RECORD SET -
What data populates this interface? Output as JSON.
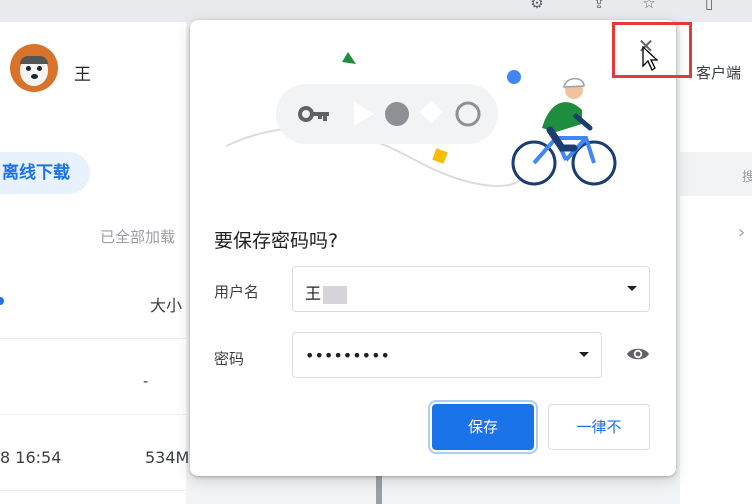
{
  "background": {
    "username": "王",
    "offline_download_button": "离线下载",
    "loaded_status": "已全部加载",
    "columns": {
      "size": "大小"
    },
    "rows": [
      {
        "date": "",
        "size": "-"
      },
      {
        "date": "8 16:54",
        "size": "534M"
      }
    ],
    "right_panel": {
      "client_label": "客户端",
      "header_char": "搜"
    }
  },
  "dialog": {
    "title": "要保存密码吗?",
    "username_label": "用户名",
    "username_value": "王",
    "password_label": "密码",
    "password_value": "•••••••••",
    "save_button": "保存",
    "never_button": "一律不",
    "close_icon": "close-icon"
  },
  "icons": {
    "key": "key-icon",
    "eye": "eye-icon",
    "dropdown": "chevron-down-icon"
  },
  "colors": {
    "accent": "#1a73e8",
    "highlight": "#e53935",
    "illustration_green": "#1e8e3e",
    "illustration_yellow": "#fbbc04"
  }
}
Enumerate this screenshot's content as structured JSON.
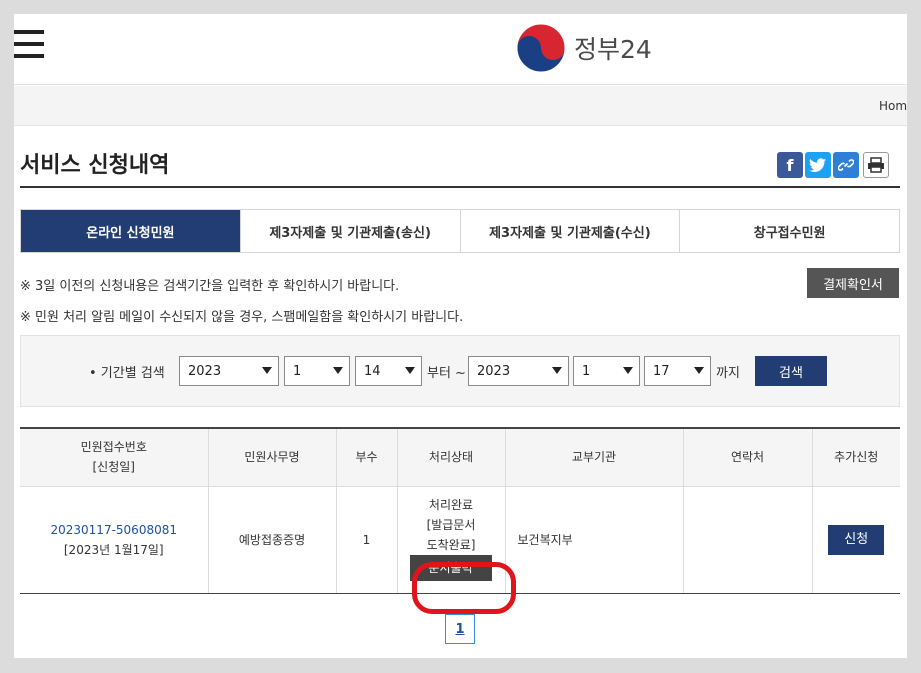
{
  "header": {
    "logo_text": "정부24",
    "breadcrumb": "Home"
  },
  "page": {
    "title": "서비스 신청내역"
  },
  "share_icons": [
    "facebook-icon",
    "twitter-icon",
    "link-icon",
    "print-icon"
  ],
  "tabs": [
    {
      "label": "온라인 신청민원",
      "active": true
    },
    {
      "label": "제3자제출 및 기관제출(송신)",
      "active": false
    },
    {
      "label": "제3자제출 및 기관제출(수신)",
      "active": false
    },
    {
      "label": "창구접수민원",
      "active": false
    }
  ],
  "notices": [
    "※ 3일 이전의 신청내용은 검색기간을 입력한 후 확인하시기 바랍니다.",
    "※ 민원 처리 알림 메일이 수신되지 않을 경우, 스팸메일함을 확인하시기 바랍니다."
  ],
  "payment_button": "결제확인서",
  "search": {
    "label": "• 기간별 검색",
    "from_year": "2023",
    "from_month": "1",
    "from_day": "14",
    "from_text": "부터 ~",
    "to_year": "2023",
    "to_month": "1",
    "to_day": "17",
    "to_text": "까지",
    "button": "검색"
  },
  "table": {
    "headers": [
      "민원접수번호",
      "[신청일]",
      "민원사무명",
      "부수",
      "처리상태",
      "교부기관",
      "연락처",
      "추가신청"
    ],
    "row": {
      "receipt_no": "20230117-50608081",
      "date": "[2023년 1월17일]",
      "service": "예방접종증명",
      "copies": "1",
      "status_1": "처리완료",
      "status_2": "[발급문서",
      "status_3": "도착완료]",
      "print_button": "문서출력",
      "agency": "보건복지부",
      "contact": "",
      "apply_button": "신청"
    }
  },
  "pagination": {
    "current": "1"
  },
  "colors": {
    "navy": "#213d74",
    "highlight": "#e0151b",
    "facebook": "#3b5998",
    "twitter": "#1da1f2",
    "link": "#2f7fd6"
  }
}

SHORT TASK - Give an exact reproduction of every line, leaving out any picture.

RESULT -
What data populates this interface? Output as JSON.
{
  "background": {
    "username": "王",
    "offline_download_button": "离线下载",
    "loaded_status": "已全部加载",
    "columns": {
      "size": "大小"
    },
    "rows": [
      {
        "date": "",
        "size": "-"
      },
      {
        "date": "8 16:54",
        "size": "534M"
      }
    ],
    "right_panel": {
      "client_label": "客户端",
      "header_char": "搜"
    }
  },
  "dialog": {
    "title": "要保存密码吗?",
    "username_label": "用户名",
    "username_value": "王",
    "password_label": "密码",
    "password_value": "•••••••••",
    "save_button": "保存",
    "never_button": "一律不",
    "close_icon": "close-icon"
  },
  "icons": {
    "key": "key-icon",
    "eye": "eye-icon",
    "dropdown": "chevron-down-icon"
  },
  "colors": {
    "accent": "#1a73e8",
    "highlight": "#e53935",
    "illustration_green": "#1e8e3e",
    "illustration_yellow": "#fbbc04"
  }
}
Enumerate this screenshot's content as structured JSON.
{
  "header": {
    "logo_text": "정부24",
    "breadcrumb": "Home"
  },
  "page": {
    "title": "서비스 신청내역"
  },
  "share_icons": [
    "facebook-icon",
    "twitter-icon",
    "link-icon",
    "print-icon"
  ],
  "tabs": [
    {
      "label": "온라인 신청민원",
      "active": true
    },
    {
      "label": "제3자제출 및 기관제출(송신)",
      "active": false
    },
    {
      "label": "제3자제출 및 기관제출(수신)",
      "active": false
    },
    {
      "label": "창구접수민원",
      "active": false
    }
  ],
  "notices": [
    "※ 3일 이전의 신청내용은 검색기간을 입력한 후 확인하시기 바랍니다.",
    "※ 민원 처리 알림 메일이 수신되지 않을 경우, 스팸메일함을 확인하시기 바랍니다."
  ],
  "payment_button": "결제확인서",
  "search": {
    "label": "• 기간별 검색",
    "from_year": "2023",
    "from_month": "1",
    "from_day": "14",
    "from_text": "부터 ~",
    "to_year": "2023",
    "to_month": "1",
    "to_day": "17",
    "to_text": "까지",
    "button": "검색"
  },
  "table": {
    "headers": [
      "민원접수번호",
      "[신청일]",
      "민원사무명",
      "부수",
      "처리상태",
      "교부기관",
      "연락처",
      "추가신청"
    ],
    "row": {
      "receipt_no": "20230117-50608081",
      "date": "[2023년 1월17일]",
      "service": "예방접종증명",
      "copies": "1",
      "status_1": "처리완료",
      "status_2": "[발급문서",
      "status_3": "도착완료]",
      "print_button": "문서출력",
      "agency": "보건복지부",
      "contact": "",
      "apply_button": "신청"
    }
  },
  "pagination": {
    "current": "1"
  },
  "colors": {
    "navy": "#213d74",
    "highlight": "#e0151b",
    "facebook": "#3b5998",
    "twitter": "#1da1f2",
    "link": "#2f7fd6"
  }
}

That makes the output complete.